Stored dataset items:
===
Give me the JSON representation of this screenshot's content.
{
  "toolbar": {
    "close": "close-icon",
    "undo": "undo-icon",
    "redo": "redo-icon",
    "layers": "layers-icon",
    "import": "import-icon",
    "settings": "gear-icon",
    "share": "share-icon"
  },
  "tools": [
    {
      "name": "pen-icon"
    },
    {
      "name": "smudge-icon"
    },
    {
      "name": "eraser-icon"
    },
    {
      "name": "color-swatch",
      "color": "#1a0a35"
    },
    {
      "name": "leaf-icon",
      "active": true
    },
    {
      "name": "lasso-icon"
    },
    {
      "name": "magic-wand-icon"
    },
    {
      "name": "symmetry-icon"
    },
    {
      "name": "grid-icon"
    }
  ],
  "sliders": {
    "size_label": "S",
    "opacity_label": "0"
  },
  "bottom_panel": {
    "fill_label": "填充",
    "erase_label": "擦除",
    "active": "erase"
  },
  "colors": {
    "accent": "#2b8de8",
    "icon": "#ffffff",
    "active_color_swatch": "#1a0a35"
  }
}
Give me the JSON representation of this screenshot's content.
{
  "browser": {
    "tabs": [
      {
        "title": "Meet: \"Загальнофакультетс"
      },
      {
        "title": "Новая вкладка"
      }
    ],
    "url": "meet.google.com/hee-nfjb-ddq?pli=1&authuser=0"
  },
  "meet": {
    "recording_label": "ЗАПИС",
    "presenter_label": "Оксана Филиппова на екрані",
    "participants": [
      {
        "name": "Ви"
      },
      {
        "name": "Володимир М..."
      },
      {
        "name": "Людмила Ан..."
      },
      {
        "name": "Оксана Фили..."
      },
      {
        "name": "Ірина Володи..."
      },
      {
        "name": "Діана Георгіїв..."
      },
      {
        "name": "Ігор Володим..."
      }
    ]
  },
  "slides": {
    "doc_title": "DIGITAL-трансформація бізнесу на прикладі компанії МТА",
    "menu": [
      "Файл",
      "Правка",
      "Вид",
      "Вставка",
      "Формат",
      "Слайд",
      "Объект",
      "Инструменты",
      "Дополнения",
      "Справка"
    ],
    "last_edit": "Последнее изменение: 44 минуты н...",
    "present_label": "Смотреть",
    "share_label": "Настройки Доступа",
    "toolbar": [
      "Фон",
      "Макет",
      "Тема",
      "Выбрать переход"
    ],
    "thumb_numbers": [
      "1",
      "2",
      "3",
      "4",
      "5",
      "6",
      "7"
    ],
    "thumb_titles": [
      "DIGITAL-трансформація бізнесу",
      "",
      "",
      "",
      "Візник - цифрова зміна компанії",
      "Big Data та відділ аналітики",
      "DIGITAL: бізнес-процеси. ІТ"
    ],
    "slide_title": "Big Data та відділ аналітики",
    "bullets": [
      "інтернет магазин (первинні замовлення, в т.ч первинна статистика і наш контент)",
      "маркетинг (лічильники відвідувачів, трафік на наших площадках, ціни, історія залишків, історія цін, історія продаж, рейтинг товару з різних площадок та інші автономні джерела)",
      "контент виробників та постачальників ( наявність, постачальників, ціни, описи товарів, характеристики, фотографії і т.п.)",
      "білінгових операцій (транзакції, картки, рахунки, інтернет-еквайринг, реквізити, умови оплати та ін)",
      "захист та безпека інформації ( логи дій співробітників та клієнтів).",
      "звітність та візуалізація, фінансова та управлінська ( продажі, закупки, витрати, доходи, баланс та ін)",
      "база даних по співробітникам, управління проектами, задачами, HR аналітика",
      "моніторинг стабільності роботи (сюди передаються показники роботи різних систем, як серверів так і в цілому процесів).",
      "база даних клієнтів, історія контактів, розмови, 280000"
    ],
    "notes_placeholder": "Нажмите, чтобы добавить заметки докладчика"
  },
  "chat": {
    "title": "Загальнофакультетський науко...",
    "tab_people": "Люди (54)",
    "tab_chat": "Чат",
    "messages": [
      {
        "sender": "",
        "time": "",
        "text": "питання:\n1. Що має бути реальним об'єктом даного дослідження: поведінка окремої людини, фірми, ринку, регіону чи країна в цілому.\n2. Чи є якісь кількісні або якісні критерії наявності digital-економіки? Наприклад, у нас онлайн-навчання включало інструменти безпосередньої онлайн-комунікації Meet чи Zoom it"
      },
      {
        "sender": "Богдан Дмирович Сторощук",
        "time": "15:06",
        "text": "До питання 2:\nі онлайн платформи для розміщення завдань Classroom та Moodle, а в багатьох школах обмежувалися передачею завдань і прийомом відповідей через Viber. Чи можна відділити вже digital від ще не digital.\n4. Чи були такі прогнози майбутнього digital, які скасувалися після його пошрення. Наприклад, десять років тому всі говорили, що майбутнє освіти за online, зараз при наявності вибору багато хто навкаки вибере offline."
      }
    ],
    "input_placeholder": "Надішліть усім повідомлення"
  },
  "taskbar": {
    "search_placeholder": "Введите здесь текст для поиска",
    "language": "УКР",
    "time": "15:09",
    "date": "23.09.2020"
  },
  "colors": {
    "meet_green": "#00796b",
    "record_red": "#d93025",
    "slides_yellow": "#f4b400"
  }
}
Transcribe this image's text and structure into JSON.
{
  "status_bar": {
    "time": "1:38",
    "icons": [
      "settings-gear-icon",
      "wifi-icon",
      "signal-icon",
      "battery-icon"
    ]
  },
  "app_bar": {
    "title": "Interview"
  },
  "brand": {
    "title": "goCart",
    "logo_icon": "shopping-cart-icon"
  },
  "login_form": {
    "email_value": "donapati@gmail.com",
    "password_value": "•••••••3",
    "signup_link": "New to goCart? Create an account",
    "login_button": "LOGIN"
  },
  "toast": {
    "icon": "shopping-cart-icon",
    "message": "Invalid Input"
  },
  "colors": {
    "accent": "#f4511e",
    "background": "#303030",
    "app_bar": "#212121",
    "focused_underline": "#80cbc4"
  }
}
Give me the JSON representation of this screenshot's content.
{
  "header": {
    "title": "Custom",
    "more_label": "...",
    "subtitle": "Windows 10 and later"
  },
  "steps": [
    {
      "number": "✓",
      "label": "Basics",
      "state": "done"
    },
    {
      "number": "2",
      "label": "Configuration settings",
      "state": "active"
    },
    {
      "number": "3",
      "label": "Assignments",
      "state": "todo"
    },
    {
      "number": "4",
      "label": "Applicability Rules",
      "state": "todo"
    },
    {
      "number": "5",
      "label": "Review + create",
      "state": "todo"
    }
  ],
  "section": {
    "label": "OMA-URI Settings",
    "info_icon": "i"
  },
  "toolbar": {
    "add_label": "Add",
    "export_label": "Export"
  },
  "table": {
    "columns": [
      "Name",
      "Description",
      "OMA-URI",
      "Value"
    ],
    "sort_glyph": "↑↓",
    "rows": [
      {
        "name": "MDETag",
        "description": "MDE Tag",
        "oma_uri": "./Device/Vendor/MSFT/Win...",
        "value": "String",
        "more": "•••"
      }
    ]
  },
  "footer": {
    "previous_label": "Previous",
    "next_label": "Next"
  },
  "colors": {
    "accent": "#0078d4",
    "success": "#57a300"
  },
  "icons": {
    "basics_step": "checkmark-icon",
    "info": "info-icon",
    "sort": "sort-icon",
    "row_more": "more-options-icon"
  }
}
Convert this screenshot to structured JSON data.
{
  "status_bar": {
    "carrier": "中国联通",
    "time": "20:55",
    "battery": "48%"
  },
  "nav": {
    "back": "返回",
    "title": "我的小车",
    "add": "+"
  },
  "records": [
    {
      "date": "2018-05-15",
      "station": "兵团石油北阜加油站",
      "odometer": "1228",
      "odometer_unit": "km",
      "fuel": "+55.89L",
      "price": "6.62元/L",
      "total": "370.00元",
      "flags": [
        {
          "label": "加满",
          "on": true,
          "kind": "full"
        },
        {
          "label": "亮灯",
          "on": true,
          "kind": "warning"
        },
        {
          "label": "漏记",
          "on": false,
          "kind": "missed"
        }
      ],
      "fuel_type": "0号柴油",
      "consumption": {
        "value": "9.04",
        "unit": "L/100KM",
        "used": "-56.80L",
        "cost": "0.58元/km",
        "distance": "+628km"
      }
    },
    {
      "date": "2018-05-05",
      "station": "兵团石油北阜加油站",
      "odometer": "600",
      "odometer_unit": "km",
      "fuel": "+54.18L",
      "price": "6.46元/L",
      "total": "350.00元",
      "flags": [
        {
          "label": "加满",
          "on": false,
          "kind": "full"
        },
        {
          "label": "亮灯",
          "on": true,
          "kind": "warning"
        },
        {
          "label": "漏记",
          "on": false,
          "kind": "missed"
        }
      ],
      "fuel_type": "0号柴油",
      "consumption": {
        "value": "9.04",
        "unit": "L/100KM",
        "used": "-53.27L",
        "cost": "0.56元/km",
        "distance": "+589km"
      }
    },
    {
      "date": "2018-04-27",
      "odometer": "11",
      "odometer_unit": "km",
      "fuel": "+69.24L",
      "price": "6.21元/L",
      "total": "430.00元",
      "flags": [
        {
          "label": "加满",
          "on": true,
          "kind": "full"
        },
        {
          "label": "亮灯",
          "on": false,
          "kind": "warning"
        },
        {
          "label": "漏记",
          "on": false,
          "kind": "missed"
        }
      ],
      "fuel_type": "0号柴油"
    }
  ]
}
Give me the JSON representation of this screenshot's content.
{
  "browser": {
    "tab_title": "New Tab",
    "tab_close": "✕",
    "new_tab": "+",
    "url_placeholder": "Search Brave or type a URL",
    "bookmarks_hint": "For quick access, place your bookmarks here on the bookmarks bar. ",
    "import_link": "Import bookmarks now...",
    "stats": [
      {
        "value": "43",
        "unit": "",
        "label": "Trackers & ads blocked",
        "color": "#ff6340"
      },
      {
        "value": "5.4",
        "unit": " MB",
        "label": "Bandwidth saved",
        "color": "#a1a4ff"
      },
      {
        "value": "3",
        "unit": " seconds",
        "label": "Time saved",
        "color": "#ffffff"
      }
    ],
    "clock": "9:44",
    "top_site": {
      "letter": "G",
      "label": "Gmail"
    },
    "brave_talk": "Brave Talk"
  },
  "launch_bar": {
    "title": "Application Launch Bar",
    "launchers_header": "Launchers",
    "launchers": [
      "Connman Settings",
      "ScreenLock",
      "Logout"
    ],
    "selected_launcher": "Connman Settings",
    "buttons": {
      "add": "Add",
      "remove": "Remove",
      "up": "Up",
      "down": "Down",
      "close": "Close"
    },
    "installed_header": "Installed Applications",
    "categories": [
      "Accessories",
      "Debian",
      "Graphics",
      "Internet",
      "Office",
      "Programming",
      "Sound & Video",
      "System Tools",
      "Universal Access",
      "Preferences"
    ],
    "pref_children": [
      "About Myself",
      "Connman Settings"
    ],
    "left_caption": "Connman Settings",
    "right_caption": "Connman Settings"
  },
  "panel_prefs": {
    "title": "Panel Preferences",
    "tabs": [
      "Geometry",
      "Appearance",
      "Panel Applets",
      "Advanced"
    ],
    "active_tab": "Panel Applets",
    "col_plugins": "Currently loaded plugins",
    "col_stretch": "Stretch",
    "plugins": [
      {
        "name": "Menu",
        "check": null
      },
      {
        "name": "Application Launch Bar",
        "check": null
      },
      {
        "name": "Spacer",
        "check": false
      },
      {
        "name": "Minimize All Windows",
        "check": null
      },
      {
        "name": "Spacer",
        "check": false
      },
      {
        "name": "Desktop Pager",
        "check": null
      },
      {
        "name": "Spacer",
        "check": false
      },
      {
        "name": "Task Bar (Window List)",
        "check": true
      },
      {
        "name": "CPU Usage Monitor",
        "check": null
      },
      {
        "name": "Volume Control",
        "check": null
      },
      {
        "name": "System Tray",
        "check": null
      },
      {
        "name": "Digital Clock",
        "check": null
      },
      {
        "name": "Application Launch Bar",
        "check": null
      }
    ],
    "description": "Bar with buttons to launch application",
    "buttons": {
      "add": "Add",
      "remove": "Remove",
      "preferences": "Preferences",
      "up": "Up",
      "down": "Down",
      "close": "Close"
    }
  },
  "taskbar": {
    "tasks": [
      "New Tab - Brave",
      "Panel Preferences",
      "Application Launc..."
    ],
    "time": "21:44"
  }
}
===
Go through the listing above and locate each line that holds the word "клієнтів". Copy those lines.

■ **Solution to the problem**:
      "захист та безпека інформації ( логи дій співробітників та клієнтів).",
      "база даних клієнтів, історія контактів, розмови, 280000"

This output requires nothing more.